◆ WRITTEN PROBLEM
Locate all lines in the data below that hold "开始连续加" and show them.

◆ INFORMATION GIVEN
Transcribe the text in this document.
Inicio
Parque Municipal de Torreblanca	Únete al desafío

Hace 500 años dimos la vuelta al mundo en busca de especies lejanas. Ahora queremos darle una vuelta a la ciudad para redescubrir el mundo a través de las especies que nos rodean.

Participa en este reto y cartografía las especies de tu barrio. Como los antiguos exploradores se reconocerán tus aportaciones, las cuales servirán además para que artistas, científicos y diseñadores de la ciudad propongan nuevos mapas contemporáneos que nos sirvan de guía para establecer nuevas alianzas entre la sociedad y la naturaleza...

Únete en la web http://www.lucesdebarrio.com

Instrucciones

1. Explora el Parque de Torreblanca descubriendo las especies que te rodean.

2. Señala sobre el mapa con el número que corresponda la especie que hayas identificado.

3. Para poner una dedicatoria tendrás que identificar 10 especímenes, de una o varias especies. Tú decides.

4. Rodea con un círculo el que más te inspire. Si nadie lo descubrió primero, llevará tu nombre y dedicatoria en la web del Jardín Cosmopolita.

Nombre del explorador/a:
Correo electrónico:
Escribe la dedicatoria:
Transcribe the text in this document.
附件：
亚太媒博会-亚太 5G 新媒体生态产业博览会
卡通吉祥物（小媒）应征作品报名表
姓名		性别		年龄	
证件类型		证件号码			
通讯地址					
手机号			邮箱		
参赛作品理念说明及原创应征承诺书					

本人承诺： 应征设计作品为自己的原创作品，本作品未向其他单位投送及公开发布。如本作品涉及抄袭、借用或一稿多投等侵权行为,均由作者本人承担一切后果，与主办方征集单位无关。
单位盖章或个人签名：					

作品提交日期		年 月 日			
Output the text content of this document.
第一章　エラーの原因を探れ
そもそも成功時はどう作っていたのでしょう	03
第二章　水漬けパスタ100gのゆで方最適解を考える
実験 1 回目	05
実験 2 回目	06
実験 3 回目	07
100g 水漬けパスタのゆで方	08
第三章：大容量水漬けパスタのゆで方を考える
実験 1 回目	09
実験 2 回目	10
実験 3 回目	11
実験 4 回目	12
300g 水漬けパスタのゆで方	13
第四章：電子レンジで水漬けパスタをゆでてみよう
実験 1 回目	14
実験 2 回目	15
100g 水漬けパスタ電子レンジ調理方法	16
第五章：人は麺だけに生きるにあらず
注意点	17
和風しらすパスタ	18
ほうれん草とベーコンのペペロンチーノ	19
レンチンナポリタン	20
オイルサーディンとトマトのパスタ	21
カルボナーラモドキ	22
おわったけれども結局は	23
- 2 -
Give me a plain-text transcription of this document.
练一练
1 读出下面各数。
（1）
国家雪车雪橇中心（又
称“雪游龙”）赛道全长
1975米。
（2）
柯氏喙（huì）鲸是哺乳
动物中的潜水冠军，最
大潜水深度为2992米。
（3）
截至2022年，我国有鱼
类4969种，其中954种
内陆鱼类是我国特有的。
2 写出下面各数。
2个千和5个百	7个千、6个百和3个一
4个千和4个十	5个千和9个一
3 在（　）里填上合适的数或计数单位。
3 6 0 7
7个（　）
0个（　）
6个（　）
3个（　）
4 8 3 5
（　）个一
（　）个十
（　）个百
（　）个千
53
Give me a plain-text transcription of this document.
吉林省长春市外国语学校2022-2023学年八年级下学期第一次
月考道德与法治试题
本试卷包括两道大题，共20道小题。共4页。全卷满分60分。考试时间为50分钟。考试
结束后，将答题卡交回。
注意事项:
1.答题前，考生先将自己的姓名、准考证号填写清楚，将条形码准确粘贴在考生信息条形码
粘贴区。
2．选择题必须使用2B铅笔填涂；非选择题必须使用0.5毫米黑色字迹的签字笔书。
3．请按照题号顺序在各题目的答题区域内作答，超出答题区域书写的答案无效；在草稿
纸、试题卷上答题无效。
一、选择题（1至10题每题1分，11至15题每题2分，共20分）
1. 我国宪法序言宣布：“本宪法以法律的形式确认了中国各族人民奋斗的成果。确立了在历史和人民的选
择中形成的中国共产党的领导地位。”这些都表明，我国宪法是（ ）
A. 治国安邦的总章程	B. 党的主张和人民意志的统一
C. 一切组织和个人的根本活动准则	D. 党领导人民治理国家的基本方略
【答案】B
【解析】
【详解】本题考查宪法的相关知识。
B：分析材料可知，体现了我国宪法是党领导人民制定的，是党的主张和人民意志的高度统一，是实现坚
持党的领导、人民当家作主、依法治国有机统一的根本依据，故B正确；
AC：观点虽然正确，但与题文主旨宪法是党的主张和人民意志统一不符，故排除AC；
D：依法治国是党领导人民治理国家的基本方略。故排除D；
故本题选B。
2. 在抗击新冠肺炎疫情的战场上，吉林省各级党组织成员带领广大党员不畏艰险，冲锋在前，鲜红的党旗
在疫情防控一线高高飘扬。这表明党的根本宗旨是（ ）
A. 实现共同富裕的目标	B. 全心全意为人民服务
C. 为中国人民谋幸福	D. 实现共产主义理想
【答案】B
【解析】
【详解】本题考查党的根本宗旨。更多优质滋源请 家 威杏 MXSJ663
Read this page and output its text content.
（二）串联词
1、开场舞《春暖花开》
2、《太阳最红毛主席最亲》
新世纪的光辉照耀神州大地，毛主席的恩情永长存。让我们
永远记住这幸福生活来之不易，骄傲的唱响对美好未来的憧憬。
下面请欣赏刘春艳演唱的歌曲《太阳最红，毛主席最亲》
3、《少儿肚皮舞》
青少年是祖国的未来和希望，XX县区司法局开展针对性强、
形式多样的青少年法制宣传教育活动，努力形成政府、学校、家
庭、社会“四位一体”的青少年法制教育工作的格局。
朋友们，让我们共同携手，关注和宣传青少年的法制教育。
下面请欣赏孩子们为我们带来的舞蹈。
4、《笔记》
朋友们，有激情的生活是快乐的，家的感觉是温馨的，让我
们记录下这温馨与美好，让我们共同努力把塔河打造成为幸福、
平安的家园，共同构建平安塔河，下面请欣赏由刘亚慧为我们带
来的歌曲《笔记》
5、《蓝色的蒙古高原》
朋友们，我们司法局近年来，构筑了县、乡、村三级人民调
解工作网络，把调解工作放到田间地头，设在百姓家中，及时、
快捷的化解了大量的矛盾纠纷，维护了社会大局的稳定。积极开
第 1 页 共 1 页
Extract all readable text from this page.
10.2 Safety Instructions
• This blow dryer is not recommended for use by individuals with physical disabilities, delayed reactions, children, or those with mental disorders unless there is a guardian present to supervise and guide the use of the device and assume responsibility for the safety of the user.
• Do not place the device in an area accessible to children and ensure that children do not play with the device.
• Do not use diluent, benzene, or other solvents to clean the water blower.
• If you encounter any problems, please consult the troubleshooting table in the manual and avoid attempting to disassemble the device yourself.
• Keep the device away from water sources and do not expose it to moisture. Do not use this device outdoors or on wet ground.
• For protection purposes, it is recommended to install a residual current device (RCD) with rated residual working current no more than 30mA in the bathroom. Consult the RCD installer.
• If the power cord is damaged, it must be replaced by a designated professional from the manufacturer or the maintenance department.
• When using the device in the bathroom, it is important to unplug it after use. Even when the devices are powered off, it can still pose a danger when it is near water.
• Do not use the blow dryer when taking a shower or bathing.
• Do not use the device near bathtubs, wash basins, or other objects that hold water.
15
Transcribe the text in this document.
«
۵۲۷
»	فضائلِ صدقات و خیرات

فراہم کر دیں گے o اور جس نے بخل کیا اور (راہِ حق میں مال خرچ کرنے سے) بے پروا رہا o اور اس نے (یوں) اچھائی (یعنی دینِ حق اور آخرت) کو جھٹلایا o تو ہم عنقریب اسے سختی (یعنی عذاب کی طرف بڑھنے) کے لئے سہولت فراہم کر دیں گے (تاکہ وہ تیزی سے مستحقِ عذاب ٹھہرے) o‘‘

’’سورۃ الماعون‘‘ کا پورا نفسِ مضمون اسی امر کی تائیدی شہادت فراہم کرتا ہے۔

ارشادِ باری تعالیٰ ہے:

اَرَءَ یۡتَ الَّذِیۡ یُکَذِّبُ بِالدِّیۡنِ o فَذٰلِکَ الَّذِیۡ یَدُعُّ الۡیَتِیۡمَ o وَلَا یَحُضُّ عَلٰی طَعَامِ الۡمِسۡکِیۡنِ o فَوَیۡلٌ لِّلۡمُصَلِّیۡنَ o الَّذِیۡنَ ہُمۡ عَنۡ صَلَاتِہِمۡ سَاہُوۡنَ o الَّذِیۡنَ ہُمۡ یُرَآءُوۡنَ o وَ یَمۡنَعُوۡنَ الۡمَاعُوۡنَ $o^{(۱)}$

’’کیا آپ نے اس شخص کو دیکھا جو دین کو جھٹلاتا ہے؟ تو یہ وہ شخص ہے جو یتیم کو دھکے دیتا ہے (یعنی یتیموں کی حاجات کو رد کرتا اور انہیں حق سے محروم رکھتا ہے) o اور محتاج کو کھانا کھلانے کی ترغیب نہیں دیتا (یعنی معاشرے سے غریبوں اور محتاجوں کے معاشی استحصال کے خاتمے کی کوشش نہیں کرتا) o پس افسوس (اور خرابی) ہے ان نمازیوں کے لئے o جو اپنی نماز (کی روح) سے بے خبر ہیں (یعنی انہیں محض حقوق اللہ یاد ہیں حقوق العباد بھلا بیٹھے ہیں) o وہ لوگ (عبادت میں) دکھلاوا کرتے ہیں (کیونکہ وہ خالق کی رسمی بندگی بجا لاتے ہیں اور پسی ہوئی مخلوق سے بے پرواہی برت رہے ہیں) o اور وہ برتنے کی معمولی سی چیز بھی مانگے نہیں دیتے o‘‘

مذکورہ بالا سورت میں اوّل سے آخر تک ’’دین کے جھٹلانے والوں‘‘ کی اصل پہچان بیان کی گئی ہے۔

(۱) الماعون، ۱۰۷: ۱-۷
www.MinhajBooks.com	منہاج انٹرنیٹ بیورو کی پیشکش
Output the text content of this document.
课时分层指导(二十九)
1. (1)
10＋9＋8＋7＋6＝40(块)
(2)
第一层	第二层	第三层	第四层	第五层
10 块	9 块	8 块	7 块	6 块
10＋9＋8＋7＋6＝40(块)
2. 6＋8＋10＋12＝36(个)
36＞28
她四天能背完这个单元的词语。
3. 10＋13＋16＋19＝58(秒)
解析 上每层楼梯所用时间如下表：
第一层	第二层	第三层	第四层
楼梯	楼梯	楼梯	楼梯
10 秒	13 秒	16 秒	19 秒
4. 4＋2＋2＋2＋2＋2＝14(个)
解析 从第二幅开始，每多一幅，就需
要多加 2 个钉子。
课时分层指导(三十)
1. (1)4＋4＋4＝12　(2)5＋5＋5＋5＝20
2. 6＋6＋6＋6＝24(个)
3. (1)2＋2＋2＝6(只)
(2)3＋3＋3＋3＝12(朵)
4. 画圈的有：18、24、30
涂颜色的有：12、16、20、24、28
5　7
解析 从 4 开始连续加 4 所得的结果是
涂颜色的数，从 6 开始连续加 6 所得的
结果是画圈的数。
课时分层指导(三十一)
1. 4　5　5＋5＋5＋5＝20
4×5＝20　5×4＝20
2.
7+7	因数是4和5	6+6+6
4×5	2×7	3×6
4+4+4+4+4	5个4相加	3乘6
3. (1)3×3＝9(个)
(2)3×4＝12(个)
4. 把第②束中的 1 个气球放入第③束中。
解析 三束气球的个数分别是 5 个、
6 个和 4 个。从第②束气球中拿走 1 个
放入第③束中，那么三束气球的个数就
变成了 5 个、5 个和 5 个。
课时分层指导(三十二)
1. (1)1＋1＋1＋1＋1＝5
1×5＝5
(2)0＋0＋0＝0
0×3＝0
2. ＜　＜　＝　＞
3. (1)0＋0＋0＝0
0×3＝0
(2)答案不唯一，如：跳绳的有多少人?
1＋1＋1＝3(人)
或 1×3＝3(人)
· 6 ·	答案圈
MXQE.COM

◆ RESULT OF THE TASK
解析 从 4 开始连续加 4 所得的结果是
涂颜色的数，从 6 开始连续加 6 所得的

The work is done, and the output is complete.